--- CONSIGNE ---
Dans le texte ci-dessous sur l'exposition Éclipse, reformulez sous forme de liste le paragraphe qui commence par « La Galerie propose de nombreux portraits », en conservant ses faits principaux.

--- BLOC DE TEXTE ---
Éclipse
Richard-Max Tremblay

Élisabeth Recurt
Musée des beaux-arts de Sherbrooke
du 6 octobre 2022 au 8 janvier 2023
Galerie d'art Antoine-Sirois de l'Université de Sherbrooke
du 26 octobre 2022 au 21 janvier 2023
Richard-Max TremblayÉclipse, vue d'exposition,
Musée des beaux-arts de Sherbrooke, 2022.
Photo : Richard-Max Tremblay, permission du
Musée des beaux-arts de Sherbrooke
Musée des beaux-arts de Sherbrooke
du 6 octobre 2022 au 8 janvier 2023
Galerie d'art Antoine-Sirois de l'Université de Sherbrooke
du 26 octobre 2022 au 21 janvier 2023
Dans le cadre de cette exposition commissariée par Suzanne Pressé et réunissant un projet en deux volets, la Galerie d’art Antoine-Sirois et le Musée des beaux-arts de Sherbrooke présentent une sélection de photographies et de peintures de Richard-Max Tremblay. 

La Galerie propose de nombreux portraits d’artistes, dont on retiendra la captation en intimité, dans leur milieu de travail, en lien avec l’essence de leurs œuvres. En effet, nous prenons connaissance à la fois de certain·e·s artistes et de leurs centres d’intérêt par la présence d’indices de leur pratique : par exemple Manon de Pauw activant les jeux d’ombres provoqués par ses manipulations tangibles et lumineuses ; Geneviève Cadieux posant, à sa propre initiative, devant des arbres des iles de Boucherville pour marquer son intérêt pour la nature ; ou encore Josefina di Candia, dont la longue chevelure se mêle aux lignes aquarellées d’une de ses esquisses pendant qu’elle pose à même le sol, couchée sur le papier.

Josefina_Di_Candia_2014
Richard-Max Tremblay
Josefina di Candia, 2014.

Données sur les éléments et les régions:

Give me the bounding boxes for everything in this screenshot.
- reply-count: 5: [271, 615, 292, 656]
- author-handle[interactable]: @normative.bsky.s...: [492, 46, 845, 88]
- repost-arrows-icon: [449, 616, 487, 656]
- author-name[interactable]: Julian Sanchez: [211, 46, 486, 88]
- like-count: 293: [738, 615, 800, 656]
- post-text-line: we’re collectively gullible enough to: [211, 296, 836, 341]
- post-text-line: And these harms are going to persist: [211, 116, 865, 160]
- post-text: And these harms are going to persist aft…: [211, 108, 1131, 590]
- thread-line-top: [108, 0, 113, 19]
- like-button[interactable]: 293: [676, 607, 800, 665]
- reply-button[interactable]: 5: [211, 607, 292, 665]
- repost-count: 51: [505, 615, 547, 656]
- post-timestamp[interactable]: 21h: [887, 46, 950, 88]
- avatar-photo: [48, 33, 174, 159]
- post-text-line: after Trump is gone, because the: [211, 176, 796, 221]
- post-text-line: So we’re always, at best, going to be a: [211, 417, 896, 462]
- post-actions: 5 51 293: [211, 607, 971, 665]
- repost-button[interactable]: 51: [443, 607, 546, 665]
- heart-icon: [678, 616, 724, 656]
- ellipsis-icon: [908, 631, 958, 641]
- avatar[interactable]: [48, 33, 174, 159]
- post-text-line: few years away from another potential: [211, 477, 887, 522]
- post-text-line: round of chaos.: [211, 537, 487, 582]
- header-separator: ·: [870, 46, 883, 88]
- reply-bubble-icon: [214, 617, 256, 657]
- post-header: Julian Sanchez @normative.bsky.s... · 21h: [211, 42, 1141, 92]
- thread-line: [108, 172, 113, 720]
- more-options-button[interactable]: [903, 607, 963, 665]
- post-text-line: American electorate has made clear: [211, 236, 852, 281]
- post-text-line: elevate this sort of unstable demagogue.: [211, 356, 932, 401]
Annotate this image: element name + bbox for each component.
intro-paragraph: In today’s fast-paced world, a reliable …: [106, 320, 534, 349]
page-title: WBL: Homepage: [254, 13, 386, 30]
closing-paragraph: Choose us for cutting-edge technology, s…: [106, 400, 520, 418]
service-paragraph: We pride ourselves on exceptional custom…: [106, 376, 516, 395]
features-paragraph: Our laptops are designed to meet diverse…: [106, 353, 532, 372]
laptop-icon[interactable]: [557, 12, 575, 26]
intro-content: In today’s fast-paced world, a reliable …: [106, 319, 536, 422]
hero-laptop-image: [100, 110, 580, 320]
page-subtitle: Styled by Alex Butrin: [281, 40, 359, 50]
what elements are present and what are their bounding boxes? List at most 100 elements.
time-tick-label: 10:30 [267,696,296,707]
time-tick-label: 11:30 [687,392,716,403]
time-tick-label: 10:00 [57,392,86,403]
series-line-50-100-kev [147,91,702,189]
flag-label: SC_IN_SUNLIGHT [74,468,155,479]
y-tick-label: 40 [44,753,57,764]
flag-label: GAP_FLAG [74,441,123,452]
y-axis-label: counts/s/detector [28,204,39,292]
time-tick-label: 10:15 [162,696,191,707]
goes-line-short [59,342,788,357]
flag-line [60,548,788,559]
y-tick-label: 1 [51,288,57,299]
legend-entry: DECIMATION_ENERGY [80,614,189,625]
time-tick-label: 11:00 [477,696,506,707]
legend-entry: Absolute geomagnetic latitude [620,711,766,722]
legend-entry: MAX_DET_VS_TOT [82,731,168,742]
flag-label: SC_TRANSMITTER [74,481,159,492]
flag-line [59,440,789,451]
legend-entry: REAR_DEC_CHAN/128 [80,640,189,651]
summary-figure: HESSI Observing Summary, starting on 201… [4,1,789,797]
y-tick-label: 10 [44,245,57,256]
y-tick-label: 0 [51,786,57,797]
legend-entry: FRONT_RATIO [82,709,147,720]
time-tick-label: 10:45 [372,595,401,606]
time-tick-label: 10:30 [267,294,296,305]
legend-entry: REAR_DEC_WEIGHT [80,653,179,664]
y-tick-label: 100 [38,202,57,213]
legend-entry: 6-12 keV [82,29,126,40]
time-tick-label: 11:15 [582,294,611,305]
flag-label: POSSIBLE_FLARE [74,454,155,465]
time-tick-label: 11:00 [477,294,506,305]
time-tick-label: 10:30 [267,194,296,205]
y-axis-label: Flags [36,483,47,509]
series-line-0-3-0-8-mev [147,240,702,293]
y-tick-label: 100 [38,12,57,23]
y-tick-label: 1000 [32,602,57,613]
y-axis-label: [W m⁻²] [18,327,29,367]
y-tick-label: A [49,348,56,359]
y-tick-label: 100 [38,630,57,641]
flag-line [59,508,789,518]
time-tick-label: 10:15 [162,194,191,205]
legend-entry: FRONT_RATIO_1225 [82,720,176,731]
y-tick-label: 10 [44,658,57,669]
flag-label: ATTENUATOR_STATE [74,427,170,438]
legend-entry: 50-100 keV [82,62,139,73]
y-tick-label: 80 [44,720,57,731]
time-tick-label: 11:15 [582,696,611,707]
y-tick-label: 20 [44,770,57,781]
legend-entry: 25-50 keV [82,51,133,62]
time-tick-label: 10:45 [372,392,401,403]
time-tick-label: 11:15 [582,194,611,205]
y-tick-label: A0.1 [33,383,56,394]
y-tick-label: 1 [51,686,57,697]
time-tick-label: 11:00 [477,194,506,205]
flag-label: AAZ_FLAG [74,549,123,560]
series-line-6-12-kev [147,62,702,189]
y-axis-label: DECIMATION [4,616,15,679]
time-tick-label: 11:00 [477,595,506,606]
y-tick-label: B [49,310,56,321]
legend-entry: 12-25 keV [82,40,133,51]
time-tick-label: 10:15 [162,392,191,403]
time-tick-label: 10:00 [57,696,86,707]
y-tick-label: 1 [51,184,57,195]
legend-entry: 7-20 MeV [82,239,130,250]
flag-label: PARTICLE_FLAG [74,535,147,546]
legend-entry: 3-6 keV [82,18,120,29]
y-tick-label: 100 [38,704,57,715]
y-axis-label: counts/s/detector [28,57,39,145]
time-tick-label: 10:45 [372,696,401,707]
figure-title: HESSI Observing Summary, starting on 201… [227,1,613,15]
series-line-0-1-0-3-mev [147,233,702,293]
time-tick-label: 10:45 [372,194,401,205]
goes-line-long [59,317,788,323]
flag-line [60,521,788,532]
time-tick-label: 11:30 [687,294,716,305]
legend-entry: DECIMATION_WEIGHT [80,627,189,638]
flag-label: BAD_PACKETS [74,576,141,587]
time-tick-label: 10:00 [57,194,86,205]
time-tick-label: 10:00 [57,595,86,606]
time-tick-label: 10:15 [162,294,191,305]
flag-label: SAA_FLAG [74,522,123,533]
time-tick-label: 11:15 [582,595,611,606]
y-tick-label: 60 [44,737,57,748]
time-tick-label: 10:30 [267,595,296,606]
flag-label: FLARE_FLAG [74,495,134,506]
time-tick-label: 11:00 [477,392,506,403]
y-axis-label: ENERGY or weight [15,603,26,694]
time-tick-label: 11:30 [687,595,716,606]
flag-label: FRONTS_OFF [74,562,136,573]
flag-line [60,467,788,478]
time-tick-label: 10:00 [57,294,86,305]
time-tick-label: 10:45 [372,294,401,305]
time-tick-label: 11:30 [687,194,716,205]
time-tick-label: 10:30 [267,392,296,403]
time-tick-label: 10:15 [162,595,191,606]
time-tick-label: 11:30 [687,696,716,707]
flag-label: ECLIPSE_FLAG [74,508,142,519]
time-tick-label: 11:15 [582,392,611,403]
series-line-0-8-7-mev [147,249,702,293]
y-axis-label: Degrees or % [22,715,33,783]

--- SOLUTION ---
- La Galerie présente de nombreux portraits d'artistes, saisis dans l'intimité de leur milieu de travail et en lien avec l'essence de leurs œuvres.
- Des indices de leur pratique font connaître ces artistes et leurs centres d'intérêt :
  - Manon de Pauw active des jeux d'ombres produits par ses manipulations tangibles et lumineuses.
  - Geneviève Cadieux pose, de sa propre initiative, devant des arbres des îles de Boucherville pour marquer son intérêt pour la nature.
  - Josefina di Candia pose couchée sur le papier, à même le sol, et sa longue chevelure se mêle aux lignes aquarellées d'une de ses esquisses.